GIVEN PROBLEM:
Set the listing down unchanged, minus every embedded image.

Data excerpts
---------------
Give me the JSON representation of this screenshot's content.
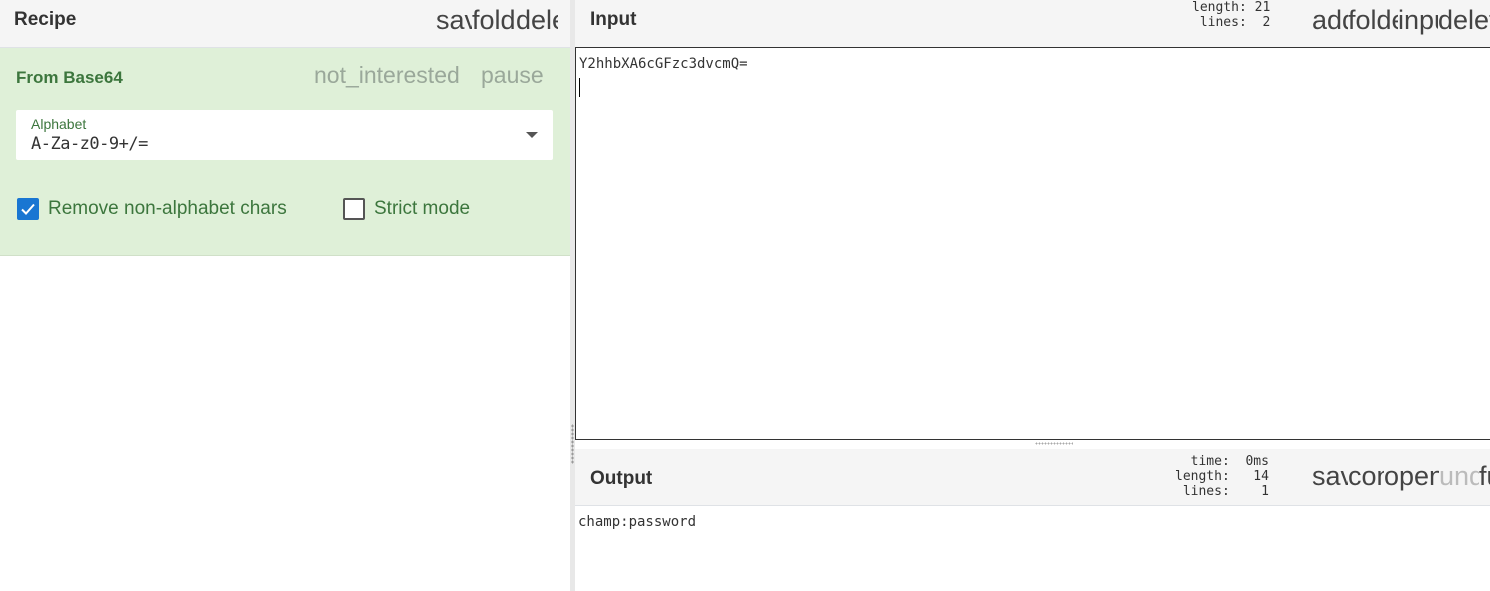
{
  "recipe": {
    "title": "Recipe",
    "icons": [
      {
        "name": "save-icon",
        "text": "save"
      },
      {
        "name": "folder-icon",
        "text": "folder"
      },
      {
        "name": "delete-icon",
        "text": "delete"
      }
    ],
    "operation": {
      "title": "From Base64",
      "disable_icon": "not_interested",
      "pause_icon": "pause",
      "alphabet_label": "Alphabet",
      "alphabet_value": "A-Za-z0-9+/=",
      "remove_non_alphabet_label": "Remove non-alphabet chars",
      "remove_non_alphabet_checked": true,
      "strict_mode_label": "Strict mode",
      "strict_mode_checked": false
    }
  },
  "input": {
    "title": "Input",
    "stats": "length: 21\n lines:  2",
    "icons": [
      {
        "name": "add-icon",
        "text": "add"
      },
      {
        "name": "folder-icon",
        "text": "folder"
      },
      {
        "name": "input-icon",
        "text": "input"
      },
      {
        "name": "delete-icon",
        "text": "delete"
      }
    ],
    "text": "Y2hhbXA6cGFzc3dvcmQ="
  },
  "output": {
    "title": "Output",
    "stats": "  time:  0ms\nlength:   14\n lines:    1",
    "icons": [
      {
        "name": "save-icon",
        "text": "save"
      },
      {
        "name": "copy-icon",
        "text": "content_copy"
      },
      {
        "name": "open-in-icon",
        "text": "open_in_browser"
      },
      {
        "name": "undo-icon",
        "text": "undo"
      },
      {
        "name": "fullscreen-icon",
        "text": "fullscreen"
      }
    ],
    "text": "champ:password"
  },
  "colors": {
    "operation_bg": "#dff0d8",
    "operation_text": "#3c763d",
    "checkbox_checked": "#1976d2"
  }
}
---------------
THE RESPONSE:
Give me the JSON representation of this screenshot's content.
{
  "recipe": {
    "title": "Recipe",
    "icons": [
      {
        "name": "save-icon",
        "text": "save"
      },
      {
        "name": "folder-icon",
        "text": "folder"
      },
      {
        "name": "delete-icon",
        "text": "delete"
      }
    ],
    "operation": {
      "title": "From Base64",
      "disable_icon": "not_interested",
      "pause_icon": "pause",
      "alphabet_label": "Alphabet",
      "alphabet_value": "A-Za-z0-9+/=",
      "remove_non_alphabet_label": "Remove non-alphabet chars",
      "remove_non_alphabet_checked": true,
      "strict_mode_label": "Strict mode",
      "strict_mode_checked": false
    }
  },
  "input": {
    "title": "Input",
    "stats": "length: 21\n lines:  2",
    "icons": [
      {
        "name": "add-icon",
        "text": "add"
      },
      {
        "name": "folder-icon",
        "text": "folder"
      },
      {
        "name": "input-icon",
        "text": "input"
      },
      {
        "name": "delete-icon",
        "text": "delete"
      }
    ],
    "text": "Y2hhbXA6cGFzc3dvcmQ="
  },
  "output": {
    "title": "Output",
    "stats": "  time:  0ms\nlength:   14\n lines:    1",
    "icons": [
      {
        "name": "save-icon",
        "text": "save"
      },
      {
        "name": "copy-icon",
        "text": "content_copy"
      },
      {
        "name": "open-in-icon",
        "text": "open_in_browser"
      },
      {
        "name": "undo-icon",
        "text": "undo"
      },
      {
        "name": "fullscreen-icon",
        "text": "fullscreen"
      }
    ],
    "text": "champ:password"
  },
  "colors": {
    "operation_bg": "#dff0d8",
    "operation_text": "#3c763d",
    "checkbox_checked": "#1976d2"
  }
}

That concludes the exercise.